==== STORED RECORDS ====

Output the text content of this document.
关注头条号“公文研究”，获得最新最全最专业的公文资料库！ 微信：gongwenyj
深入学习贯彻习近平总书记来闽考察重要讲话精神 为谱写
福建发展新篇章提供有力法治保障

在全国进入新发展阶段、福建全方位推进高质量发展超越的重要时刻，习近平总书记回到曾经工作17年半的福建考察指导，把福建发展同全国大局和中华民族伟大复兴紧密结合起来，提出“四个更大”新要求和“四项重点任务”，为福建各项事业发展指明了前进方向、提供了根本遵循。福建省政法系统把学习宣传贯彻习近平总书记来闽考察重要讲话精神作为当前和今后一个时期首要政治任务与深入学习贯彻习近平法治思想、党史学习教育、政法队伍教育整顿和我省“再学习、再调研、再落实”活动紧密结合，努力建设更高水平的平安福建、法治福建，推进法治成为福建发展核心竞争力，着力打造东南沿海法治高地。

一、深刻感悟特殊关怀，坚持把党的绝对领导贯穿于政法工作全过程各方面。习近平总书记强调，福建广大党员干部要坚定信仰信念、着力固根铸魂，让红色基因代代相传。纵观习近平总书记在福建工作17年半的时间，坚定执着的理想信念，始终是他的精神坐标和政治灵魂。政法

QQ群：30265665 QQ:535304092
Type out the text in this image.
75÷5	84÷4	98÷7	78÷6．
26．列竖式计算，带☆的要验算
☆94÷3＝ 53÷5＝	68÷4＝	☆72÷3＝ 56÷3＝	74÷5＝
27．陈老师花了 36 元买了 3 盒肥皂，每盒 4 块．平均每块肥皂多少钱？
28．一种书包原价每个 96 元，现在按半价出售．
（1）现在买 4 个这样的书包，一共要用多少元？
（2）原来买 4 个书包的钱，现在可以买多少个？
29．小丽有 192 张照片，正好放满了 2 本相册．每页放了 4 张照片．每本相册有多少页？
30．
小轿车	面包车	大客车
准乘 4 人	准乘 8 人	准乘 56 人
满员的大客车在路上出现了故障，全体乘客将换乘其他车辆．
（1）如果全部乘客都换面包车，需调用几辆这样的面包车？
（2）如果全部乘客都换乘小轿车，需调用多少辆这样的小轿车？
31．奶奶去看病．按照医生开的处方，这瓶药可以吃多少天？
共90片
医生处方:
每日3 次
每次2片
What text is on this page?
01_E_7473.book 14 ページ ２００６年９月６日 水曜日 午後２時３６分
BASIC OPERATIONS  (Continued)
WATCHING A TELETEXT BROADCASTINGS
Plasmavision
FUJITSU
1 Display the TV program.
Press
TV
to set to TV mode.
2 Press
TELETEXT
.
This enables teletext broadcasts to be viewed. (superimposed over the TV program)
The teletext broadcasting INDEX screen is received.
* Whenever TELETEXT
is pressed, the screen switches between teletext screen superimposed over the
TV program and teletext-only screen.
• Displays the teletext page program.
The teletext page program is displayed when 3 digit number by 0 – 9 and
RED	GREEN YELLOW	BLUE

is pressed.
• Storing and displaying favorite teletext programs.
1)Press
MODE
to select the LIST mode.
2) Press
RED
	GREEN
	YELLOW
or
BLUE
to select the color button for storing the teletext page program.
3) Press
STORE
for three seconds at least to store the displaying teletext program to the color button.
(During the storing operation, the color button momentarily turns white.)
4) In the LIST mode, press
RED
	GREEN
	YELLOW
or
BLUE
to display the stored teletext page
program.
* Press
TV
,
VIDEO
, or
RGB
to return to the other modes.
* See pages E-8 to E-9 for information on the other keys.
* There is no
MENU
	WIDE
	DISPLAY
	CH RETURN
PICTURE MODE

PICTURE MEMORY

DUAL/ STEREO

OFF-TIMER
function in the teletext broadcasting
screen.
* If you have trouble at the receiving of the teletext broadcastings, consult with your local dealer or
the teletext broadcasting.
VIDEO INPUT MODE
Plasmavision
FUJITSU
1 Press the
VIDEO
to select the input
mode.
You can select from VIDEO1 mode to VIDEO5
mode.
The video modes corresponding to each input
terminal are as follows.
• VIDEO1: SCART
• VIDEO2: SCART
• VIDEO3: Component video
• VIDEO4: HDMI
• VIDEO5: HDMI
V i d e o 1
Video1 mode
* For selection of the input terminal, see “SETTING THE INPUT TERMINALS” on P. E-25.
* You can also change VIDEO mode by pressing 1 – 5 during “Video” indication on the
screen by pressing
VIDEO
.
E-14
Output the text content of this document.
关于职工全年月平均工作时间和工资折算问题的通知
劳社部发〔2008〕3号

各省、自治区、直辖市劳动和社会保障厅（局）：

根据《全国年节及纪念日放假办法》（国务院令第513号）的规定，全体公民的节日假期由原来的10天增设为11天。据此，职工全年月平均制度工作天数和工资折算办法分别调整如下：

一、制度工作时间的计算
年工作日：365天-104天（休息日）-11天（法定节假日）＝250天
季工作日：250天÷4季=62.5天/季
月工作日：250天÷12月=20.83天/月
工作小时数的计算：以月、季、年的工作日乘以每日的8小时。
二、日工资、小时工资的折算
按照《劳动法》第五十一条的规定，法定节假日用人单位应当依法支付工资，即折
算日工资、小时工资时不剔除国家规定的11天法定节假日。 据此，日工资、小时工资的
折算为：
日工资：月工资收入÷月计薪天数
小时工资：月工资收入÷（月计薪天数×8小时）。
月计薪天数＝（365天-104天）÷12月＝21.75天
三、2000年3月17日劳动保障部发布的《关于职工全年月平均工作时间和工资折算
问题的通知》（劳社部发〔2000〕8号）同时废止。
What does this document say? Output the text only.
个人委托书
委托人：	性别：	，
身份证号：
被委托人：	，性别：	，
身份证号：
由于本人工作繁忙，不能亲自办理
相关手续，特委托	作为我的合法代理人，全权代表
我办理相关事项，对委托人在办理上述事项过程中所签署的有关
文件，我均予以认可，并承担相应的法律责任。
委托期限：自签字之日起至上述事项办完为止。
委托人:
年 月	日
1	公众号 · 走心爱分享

====

**TASK DIRECTIONS:** Set down the listing in full, keeping every word exactly as it is.

**WORKED ANSWER:**
Output the text content of this document.
关注头条号“公文研究”，获得最新最全最专业的公文资料库！ 微信：gongwenyj
深入学习贯彻习近平总书记来闽考察重要讲话精神 为谱写
福建发展新篇章提供有力法治保障

在全国进入新发展阶段、福建全方位推进高质量发展超越的重要时刻，习近平总书记回到曾经工作17年半的福建考察指导，把福建发展同全国大局和中华民族伟大复兴紧密结合起来，提出“四个更大”新要求和“四项重点任务”，为福建各项事业发展指明了前进方向、提供了根本遵循。福建省政法系统把学习宣传贯彻习近平总书记来闽考察重要讲话精神作为当前和今后一个时期首要政治任务与深入学习贯彻习近平法治思想、党史学习教育、政法队伍教育整顿和我省“再学习、再调研、再落实”活动紧密结合，努力建设更高水平的平安福建、法治福建，推进法治成为福建发展核心竞争力，着力打造东南沿海法治高地。

一、深刻感悟特殊关怀，坚持把党的绝对领导贯穿于政法工作全过程各方面。习近平总书记强调，福建广大党员干部要坚定信仰信念、着力固根铸魂，让红色基因代代相传。纵观习近平总书记在福建工作17年半的时间，坚定执着的理想信念，始终是他的精神坐标和政治灵魂。政法

QQ群：30265665 QQ:535304092
Type out the text in this image.
75÷5	84÷4	98÷7	78÷6．
26．列竖式计算，带☆的要验算
☆94÷3＝ 53÷5＝	68÷4＝	☆72÷3＝ 56÷3＝	74÷5＝
27．陈老师花了 36 元买了 3 盒肥皂，每盒 4 块．平均每块肥皂多少钱？
28．一种书包原价每个 96 元，现在按半价出售．
（1）现在买 4 个这样的书包，一共要用多少元？
（2）原来买 4 个书包的钱，现在可以买多少个？
29．小丽有 192 张照片，正好放满了 2 本相册．每页放了 4 张照片．每本相册有多少页？
30．
小轿车	面包车	大客车
准乘 4 人	准乘 8 人	准乘 56 人
满员的大客车在路上出现了故障，全体乘客将换乘其他车辆．
（1）如果全部乘客都换面包车，需调用几辆这样的面包车？
（2）如果全部乘客都换乘小轿车，需调用多少辆这样的小轿车？
31．奶奶去看病．按照医生开的处方，这瓶药可以吃多少天？
共90片
医生处方:
每日3 次
每次2片
What text is on this page?
01_E_7473.book 14 ページ ２００６年９月６日 水曜日 午後２時３６分
BASIC OPERATIONS  (Continued)
WATCHING A TELETEXT BROADCASTINGS
Plasmavision
FUJITSU
1 Display the TV program.
Press
TV
to set to TV mode.
2 Press
TELETEXT
.
This enables teletext broadcasts to be viewed. (superimposed over the TV program)
The teletext broadcasting INDEX screen is received.
* Whenever TELETEXT
is pressed, the screen switches between teletext screen superimposed over the
TV program and teletext-only screen.
• Displays the teletext page program.
The teletext page program is displayed when 3 digit number by 0 – 9 and
RED	GREEN YELLOW	BLUE

is pressed.
• Storing and displaying favorite teletext programs.
1)Press
MODE
to select the LIST mode.
2) Press
RED
	GREEN
	YELLOW
or
BLUE
to select the color button for storing the teletext page program.
3) Press
STORE
for three seconds at least to store the displaying teletext program to the color button.
(During the storing operation, the color button momentarily turns white.)
4) In the LIST mode, press
RED
	GREEN
	YELLOW
or
BLUE
to display the stored teletext page
program.
* Press
TV
,
VIDEO
, or
RGB
to return to the other modes.
* See pages E-8 to E-9 for information on the other keys.
* There is no
MENU
	WIDE
	DISPLAY
	CH RETURN
PICTURE MODE

PICTURE MEMORY

DUAL/ STEREO

OFF-TIMER
function in the teletext broadcasting
screen.
* If you have trouble at the receiving of the teletext broadcastings, consult with your local dealer or
the teletext broadcasting.
VIDEO INPUT MODE
Plasmavision
FUJITSU
1 Press the
VIDEO
to select the input
mode.
You can select from VIDEO1 mode to VIDEO5
mode.
The video modes corresponding to each input
terminal are as follows.
• VIDEO1: SCART
• VIDEO2: SCART
• VIDEO3: Component video
• VIDEO4: HDMI
• VIDEO5: HDMI
V i d e o 1
Video1 mode
* For selection of the input terminal, see “SETTING THE INPUT TERMINALS” on P. E-25.
* You can also change VIDEO mode by pressing 1 – 5 during “Video” indication on the
screen by pressing
VIDEO
.
E-14
Output the text content of this document.
关于职工全年月平均工作时间和工资折算问题的通知
劳社部发〔2008〕3号

各省、自治区、直辖市劳动和社会保障厅（局）：

根据《全国年节及纪念日放假办法》（国务院令第513号）的规定，全体公民的节日假期由原来的10天增设为11天。据此，职工全年月平均制度工作天数和工资折算办法分别调整如下：

一、制度工作时间的计算
年工作日：365天-104天（休息日）-11天（法定节假日）＝250天
季工作日：250天÷4季=62.5天/季
月工作日：250天÷12月=20.83天/月
工作小时数的计算：以月、季、年的工作日乘以每日的8小时。
二、日工资、小时工资的折算
按照《劳动法》第五十一条的规定，法定节假日用人单位应当依法支付工资，即折
算日工资、小时工资时不剔除国家规定的11天法定节假日。 据此，日工资、小时工资的
折算为：
日工资：月工资收入÷月计薪天数
小时工资：月工资收入÷（月计薪天数×8小时）。
月计薪天数＝（365天-104天）÷12月＝21.75天
三、2000年3月17日劳动保障部发布的《关于职工全年月平均工作时间和工资折算
问题的通知》（劳社部发〔2000〕8号）同时废止。
What does this document say? Output the text only.
个人委托书
委托人：	性别：	，
身份证号：
被委托人：	，性别：	，
身份证号：
由于本人工作繁忙，不能亲自办理
相关手续，特委托	作为我的合法代理人，全权代表
我办理相关事项，对委托人在办理上述事项过程中所签署的有关
文件，我均予以认可，并承担相应的法律责任。
委托期限：自签字之日起至上述事项办完为止。
委托人:
年 月	日
1	公众号 · 走心爱分享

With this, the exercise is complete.